-- start Dataset entries --

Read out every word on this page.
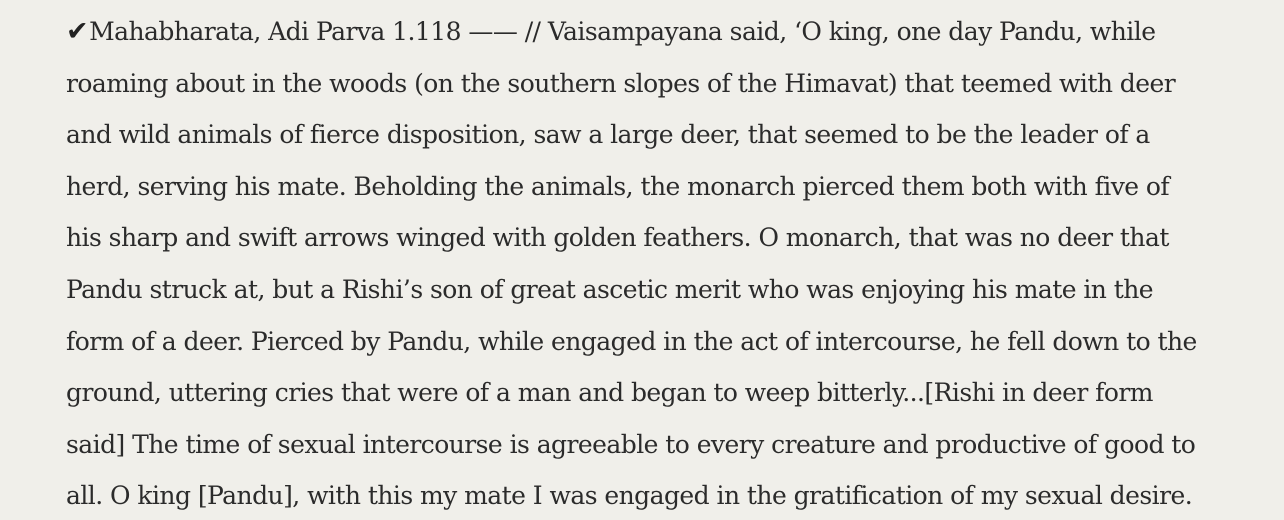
✔Mahabharata, Adi Parva 1.118 —— // Vaisampayana said, ‘O king, one day Pandu, while
roaming about in the woods (on the southern slopes of the Himavat) that teemed with deer
and wild animals of fierce disposition, saw a large deer, that seemed to be the leader of a
herd, serving his mate. Beholding the animals, the monarch pierced them both with five of
his sharp and swift arrows winged with golden feathers. O monarch, that was no deer that
Pandu struck at, but a Rishi’s son of great ascetic merit who was enjoying his mate in the
form of a deer. Pierced by Pandu, while engaged in the act of intercourse, he fell down to the
ground, uttering cries that were of a man and began to weep bitterly...[Rishi in deer form
said] The time of sexual intercourse is agreeable to every creature and productive of good to
all. O king [Pandu], with this my mate I was engaged in the gratification of my sexual desire.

-- end Dataset entries --

Task description = Omitting all images, retype each line of the records precisely.

Full solution =
Read out every word on this page.
✔Mahabharata, Adi Parva 1.118 —— // Vaisampayana said, ‘O king, one day Pandu, while
roaming about in the woods (on the southern slopes of the Himavat) that teemed with deer
and wild animals of fierce disposition, saw a large deer, that seemed to be the leader of a
herd, serving his mate. Beholding the animals, the monarch pierced them both with five of
his sharp and swift arrows winged with golden feathers. O monarch, that was no deer that
Pandu struck at, but a Rishi’s son of great ascetic merit who was enjoying his mate in the
form of a deer. Pierced by Pandu, while engaged in the act of intercourse, he fell down to the
ground, uttering cries that were of a man and began to weep bitterly...[Rishi in deer form
said] The time of sexual intercourse is agreeable to every creature and productive of good to
all. O king [Pandu], with this my mate I was engaged in the gratification of my sexual desire.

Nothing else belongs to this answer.